Some records
────────────────

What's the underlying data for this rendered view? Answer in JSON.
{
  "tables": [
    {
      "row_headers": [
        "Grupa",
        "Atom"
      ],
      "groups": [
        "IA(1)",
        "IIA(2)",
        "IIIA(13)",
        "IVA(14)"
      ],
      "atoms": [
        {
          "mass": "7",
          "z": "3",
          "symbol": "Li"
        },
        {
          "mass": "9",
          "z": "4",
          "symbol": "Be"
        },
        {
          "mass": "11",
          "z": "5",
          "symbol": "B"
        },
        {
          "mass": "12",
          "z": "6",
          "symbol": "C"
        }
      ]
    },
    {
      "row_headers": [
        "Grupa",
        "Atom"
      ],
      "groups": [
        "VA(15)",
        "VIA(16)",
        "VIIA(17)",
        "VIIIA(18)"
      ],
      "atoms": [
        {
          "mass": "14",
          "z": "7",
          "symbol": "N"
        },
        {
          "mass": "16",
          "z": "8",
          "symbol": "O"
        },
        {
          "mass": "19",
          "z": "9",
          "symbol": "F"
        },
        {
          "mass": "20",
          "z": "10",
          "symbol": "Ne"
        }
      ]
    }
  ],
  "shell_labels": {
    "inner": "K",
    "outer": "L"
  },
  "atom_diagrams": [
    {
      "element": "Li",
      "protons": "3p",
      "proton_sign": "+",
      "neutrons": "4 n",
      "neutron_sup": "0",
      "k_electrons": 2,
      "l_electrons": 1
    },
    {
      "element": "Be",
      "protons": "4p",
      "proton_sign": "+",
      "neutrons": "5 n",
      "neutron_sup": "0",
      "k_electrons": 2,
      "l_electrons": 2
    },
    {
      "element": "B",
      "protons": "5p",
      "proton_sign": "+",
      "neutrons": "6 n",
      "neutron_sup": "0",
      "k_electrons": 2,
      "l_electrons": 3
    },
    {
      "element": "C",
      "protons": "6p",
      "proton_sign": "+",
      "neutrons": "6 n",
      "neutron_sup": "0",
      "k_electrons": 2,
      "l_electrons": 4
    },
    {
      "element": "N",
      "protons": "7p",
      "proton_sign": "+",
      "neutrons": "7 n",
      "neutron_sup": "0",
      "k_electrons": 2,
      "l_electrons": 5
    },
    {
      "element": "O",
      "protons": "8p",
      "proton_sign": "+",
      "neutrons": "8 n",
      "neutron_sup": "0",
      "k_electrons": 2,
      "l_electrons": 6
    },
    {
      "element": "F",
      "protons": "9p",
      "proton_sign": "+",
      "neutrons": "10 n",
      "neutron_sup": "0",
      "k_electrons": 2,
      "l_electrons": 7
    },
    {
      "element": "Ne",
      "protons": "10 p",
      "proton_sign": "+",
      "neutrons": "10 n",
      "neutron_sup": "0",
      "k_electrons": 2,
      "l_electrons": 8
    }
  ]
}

────────────────

Transcribe all of the material exactly. Omit nothing.

* **Written response**
What's the underlying data for this rendered view? Answer in JSON.
{
  "tables": [
    {
      "row_headers": [
        "Grupa",
        "Atom"
      ],
      "groups": [
        "IA(1)",
        "IIA(2)",
        "IIIA(13)",
        "IVA(14)"
      ],
      "atoms": [
        {
          "mass": "7",
          "z": "3",
          "symbol": "Li"
        },
        {
          "mass": "9",
          "z": "4",
          "symbol": "Be"
        },
        {
          "mass": "11",
          "z": "5",
          "symbol": "B"
        },
        {
          "mass": "12",
          "z": "6",
          "symbol": "C"
        }
      ]
    },
    {
      "row_headers": [
        "Grupa",
        "Atom"
      ],
      "groups": [
        "VA(15)",
        "VIA(16)",
        "VIIA(17)",
        "VIIIA(18)"
      ],
      "atoms": [
        {
          "mass": "14",
          "z": "7",
          "symbol": "N"
        },
        {
          "mass": "16",
          "z": "8",
          "symbol": "O"
        },
        {
          "mass": "19",
          "z": "9",
          "symbol": "F"
        },
        {
          "mass": "20",
          "z": "10",
          "symbol": "Ne"
        }
      ]
    }
  ],
  "shell_labels": {
    "inner": "K",
    "outer": "L"
  },
  "atom_diagrams": [
    {
      "element": "Li",
      "protons": "3p",
      "proton_sign": "+",
      "neutrons": "4 n",
      "neutron_sup": "0",
      "k_electrons": 2,
      "l_electrons": 1
    },
    {
      "element": "Be",
      "protons": "4p",
      "proton_sign": "+",
      "neutrons": "5 n",
      "neutron_sup": "0",
      "k_electrons": 2,
      "l_electrons": 2
    },
    {
      "element": "B",
      "protons": "5p",
      "proton_sign": "+",
      "neutrons": "6 n",
      "neutron_sup": "0",
      "k_electrons": 2,
      "l_electrons": 3
    },
    {
      "element": "C",
      "protons": "6p",
      "proton_sign": "+",
      "neutrons": "6 n",
      "neutron_sup": "0",
      "k_electrons": 2,
      "l_electrons": 4
    },
    {
      "element": "N",
      "protons": "7p",
      "proton_sign": "+",
      "neutrons": "7 n",
      "neutron_sup": "0",
      "k_electrons": 2,
      "l_electrons": 5
    },
    {
      "element": "O",
      "protons": "8p",
      "proton_sign": "+",
      "neutrons": "8 n",
      "neutron_sup": "0",
      "k_electrons": 2,
      "l_electrons": 6
    },
    {
      "element": "F",
      "protons": "9p",
      "proton_sign": "+",
      "neutrons": "10 n",
      "neutron_sup": "0",
      "k_electrons": 2,
      "l_electrons": 7
    },
    {
      "element": "Ne",
      "protons": "10 p",
      "proton_sign": "+",
      "neutrons": "10 n",
      "neutron_sup": "0",
      "k_electrons": 2,
      "l_electrons": 8
    }
  ]
}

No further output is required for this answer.